● Given exercise:
Each entry below should be echoed exactly, with pictures omitted.

[Items listed in a dataset]
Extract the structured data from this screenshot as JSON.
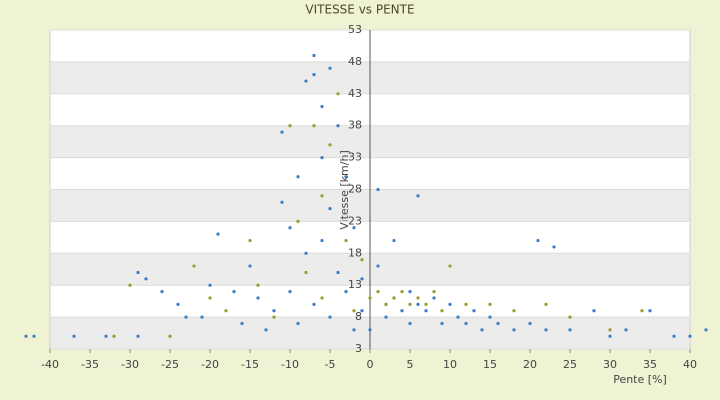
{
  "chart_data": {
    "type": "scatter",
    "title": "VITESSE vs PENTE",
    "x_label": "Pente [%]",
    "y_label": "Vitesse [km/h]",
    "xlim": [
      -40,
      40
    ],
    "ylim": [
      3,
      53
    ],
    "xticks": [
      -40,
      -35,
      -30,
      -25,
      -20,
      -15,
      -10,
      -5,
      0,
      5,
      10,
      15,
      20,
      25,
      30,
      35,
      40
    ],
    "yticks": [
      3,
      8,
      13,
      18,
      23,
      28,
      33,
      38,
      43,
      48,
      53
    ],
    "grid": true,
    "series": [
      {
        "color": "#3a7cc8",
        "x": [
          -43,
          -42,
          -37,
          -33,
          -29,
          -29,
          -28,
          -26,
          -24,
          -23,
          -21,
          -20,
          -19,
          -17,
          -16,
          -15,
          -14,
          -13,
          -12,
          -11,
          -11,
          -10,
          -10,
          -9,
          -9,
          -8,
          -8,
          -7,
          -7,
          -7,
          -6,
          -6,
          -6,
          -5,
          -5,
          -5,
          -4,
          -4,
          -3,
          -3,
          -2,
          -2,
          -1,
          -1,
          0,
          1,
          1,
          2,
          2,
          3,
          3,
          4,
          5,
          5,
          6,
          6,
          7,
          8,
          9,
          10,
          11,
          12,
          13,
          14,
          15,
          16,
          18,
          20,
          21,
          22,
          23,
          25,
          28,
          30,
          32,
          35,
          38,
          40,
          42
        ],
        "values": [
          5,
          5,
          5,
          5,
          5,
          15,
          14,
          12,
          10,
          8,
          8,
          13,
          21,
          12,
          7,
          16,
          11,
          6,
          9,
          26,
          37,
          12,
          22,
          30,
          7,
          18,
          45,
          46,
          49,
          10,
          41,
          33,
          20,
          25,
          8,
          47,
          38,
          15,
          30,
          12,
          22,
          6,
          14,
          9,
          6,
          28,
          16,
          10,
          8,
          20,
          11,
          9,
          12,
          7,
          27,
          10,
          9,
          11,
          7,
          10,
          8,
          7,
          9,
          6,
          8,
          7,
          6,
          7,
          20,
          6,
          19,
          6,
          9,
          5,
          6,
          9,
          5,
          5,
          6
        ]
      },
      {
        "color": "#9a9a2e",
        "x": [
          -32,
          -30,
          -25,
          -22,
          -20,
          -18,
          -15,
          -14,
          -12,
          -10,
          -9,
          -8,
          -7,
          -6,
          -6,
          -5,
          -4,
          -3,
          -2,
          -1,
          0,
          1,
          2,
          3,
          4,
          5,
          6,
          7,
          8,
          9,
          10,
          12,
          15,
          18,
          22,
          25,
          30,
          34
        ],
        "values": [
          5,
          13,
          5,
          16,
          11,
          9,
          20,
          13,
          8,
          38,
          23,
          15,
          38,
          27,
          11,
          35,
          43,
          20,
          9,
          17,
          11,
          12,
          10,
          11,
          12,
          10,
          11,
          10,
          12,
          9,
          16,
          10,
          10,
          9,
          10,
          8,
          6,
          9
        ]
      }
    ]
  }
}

● Solved exercise:
Extract the structured data from this screenshot as JSON.
{
  "chart_data": {
    "type": "scatter",
    "title": "VITESSE vs PENTE",
    "x_label": "Pente [%]",
    "y_label": "Vitesse [km/h]",
    "xlim": [
      -40,
      40
    ],
    "ylim": [
      3,
      53
    ],
    "xticks": [
      -40,
      -35,
      -30,
      -25,
      -20,
      -15,
      -10,
      -5,
      0,
      5,
      10,
      15,
      20,
      25,
      30,
      35,
      40
    ],
    "yticks": [
      3,
      8,
      13,
      18,
      23,
      28,
      33,
      38,
      43,
      48,
      53
    ],
    "grid": true,
    "series": [
      {
        "color": "#3a7cc8",
        "x": [
          -43,
          -42,
          -37,
          -33,
          -29,
          -29,
          -28,
          -26,
          -24,
          -23,
          -21,
          -20,
          -19,
          -17,
          -16,
          -15,
          -14,
          -13,
          -12,
          -11,
          -11,
          -10,
          -10,
          -9,
          -9,
          -8,
          -8,
          -7,
          -7,
          -7,
          -6,
          -6,
          -6,
          -5,
          -5,
          -5,
          -4,
          -4,
          -3,
          -3,
          -2,
          -2,
          -1,
          -1,
          0,
          1,
          1,
          2,
          2,
          3,
          3,
          4,
          5,
          5,
          6,
          6,
          7,
          8,
          9,
          10,
          11,
          12,
          13,
          14,
          15,
          16,
          18,
          20,
          21,
          22,
          23,
          25,
          28,
          30,
          32,
          35,
          38,
          40,
          42
        ],
        "values": [
          5,
          5,
          5,
          5,
          5,
          15,
          14,
          12,
          10,
          8,
          8,
          13,
          21,
          12,
          7,
          16,
          11,
          6,
          9,
          26,
          37,
          12,
          22,
          30,
          7,
          18,
          45,
          46,
          49,
          10,
          41,
          33,
          20,
          25,
          8,
          47,
          38,
          15,
          30,
          12,
          22,
          6,
          14,
          9,
          6,
          28,
          16,
          10,
          8,
          20,
          11,
          9,
          12,
          7,
          27,
          10,
          9,
          11,
          7,
          10,
          8,
          7,
          9,
          6,
          8,
          7,
          6,
          7,
          20,
          6,
          19,
          6,
          9,
          5,
          6,
          9,
          5,
          5,
          6
        ]
      },
      {
        "color": "#9a9a2e",
        "x": [
          -32,
          -30,
          -25,
          -22,
          -20,
          -18,
          -15,
          -14,
          -12,
          -10,
          -9,
          -8,
          -7,
          -6,
          -6,
          -5,
          -4,
          -3,
          -2,
          -1,
          0,
          1,
          2,
          3,
          4,
          5,
          6,
          7,
          8,
          9,
          10,
          12,
          15,
          18,
          22,
          25,
          30,
          34
        ],
        "values": [
          5,
          13,
          5,
          16,
          11,
          9,
          20,
          13,
          8,
          38,
          23,
          15,
          38,
          27,
          11,
          35,
          43,
          20,
          9,
          17,
          11,
          12,
          10,
          11,
          12,
          10,
          11,
          10,
          12,
          9,
          16,
          10,
          10,
          9,
          10,
          8,
          6,
          9
        ]
      }
    ]
  }
}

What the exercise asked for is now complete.